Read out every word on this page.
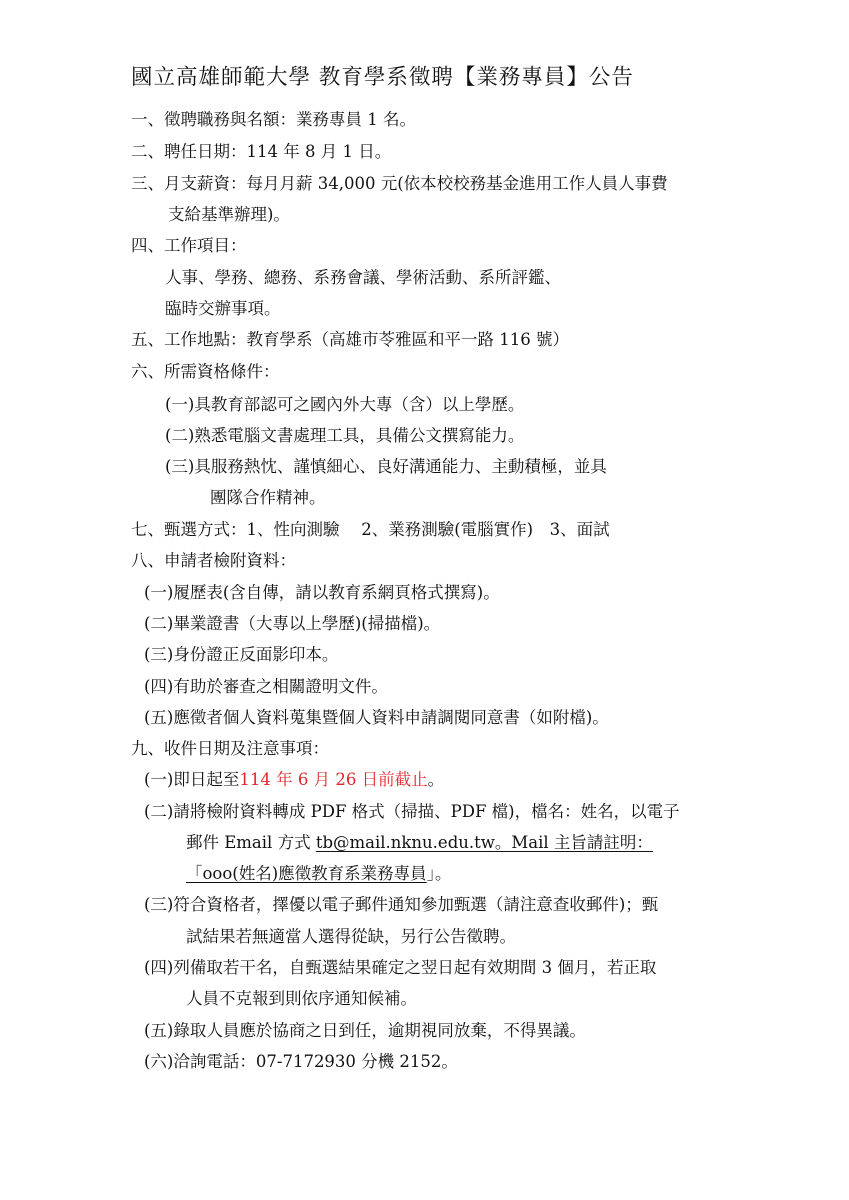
國立高雄師範大學 教育學系徵聘【業務專員】公告
一、徵聘職務與名額：業務專員 1 名。
二、聘任日期：114 年 8 月 1 日。
三、月支薪資：每月月薪 34,000 元(依本校校務基金進用工作人員人事費
支給基準辦理)。
四、工作項目：
人事、學務、總務、系務會議、學術活動、系所評鑑、
臨時交辦事項。
五、工作地點：教育學系（高雄市苓雅區和平一路 116 號）
六、所需資格條件：
(一)具教育部認可之國內外大專（含）以上學歷。
(二)熟悉電腦文書處理工具，具備公文撰寫能力。
(三)具服務熱忱、謹慎細心、良好溝通能力、主動積極，並具
團隊合作精神。
七、甄選方式：1、性向測驗　 2、業務測驗(電腦實作)　3、面試
八、申請者檢附資料：
(一)履歷表(含自傳，請以教育系網頁格式撰寫)。
(二)畢業證書（大專以上學歷)(掃描檔)。
(三)身份證正反面影印本。
(四)有助於審查之相關證明文件。
(五)應徵者個人資料蒐集暨個人資料申請調閱同意書（如附檔)。
九、收件日期及注意事項：
(一)即日起至114 年 6 月 26 日前截止。
(二)請將檢附資料轉成 PDF 格式（掃描、PDF 檔)，檔名：姓名，以電子
郵件 Email 方式 tb@mail.nknu.edu.tw。Mail 主旨請註明：
「ooo(姓名)應徵教育系業務專員」。
(三)符合資格者，擇優以電子郵件通知參加甄選（請注意查收郵件)；甄
試結果若無適當人選得從缺，另行公告徵聘。
(四)列備取若干名，自甄選結果確定之翌日起有效期間 3 個月，若正取
人員不克報到則依序通知候補。
(五)錄取人員應於協商之日到任，逾期視同放棄，不得異議。
(六)洽詢電話：07-7172930 分機 2152。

| INSTRUCTIONS TO FOLLOW |
Reproduce all of the material exactly, apart from the pictures.

| SOLUTION TO THE PROBLEM |
Read out every word on this page.
國立高雄師範大學 教育學系徵聘【業務專員】公告
一、徵聘職務與名額：業務專員 1 名。
二、聘任日期：114 年 8 月 1 日。
三、月支薪資：每月月薪 34,000 元(依本校校務基金進用工作人員人事費
支給基準辦理)。
四、工作項目：
人事、學務、總務、系務會議、學術活動、系所評鑑、
臨時交辦事項。
五、工作地點：教育學系（高雄市苓雅區和平一路 116 號）
六、所需資格條件：
(一)具教育部認可之國內外大專（含）以上學歷。
(二)熟悉電腦文書處理工具，具備公文撰寫能力。
(三)具服務熱忱、謹慎細心、良好溝通能力、主動積極，並具
團隊合作精神。
七、甄選方式：1、性向測驗　 2、業務測驗(電腦實作)　3、面試
八、申請者檢附資料：
(一)履歷表(含自傳，請以教育系網頁格式撰寫)。
(二)畢業證書（大專以上學歷)(掃描檔)。
(三)身份證正反面影印本。
(四)有助於審查之相關證明文件。
(五)應徵者個人資料蒐集暨個人資料申請調閱同意書（如附檔)。
九、收件日期及注意事項：
(一)即日起至114 年 6 月 26 日前截止。
(二)請將檢附資料轉成 PDF 格式（掃描、PDF 檔)，檔名：姓名，以電子
郵件 Email 方式 tb@mail.nknu.edu.tw。Mail 主旨請註明：
「ooo(姓名)應徵教育系業務專員」。
(三)符合資格者，擇優以電子郵件通知參加甄選（請注意查收郵件)；甄
試結果若無適當人選得從缺，另行公告徵聘。
(四)列備取若干名，自甄選結果確定之翌日起有效期間 3 個月，若正取
人員不克報到則依序通知候補。
(五)錄取人員應於協商之日到任，逾期視同放棄，不得異議。
(六)洽詢電話：07-7172930 分機 2152。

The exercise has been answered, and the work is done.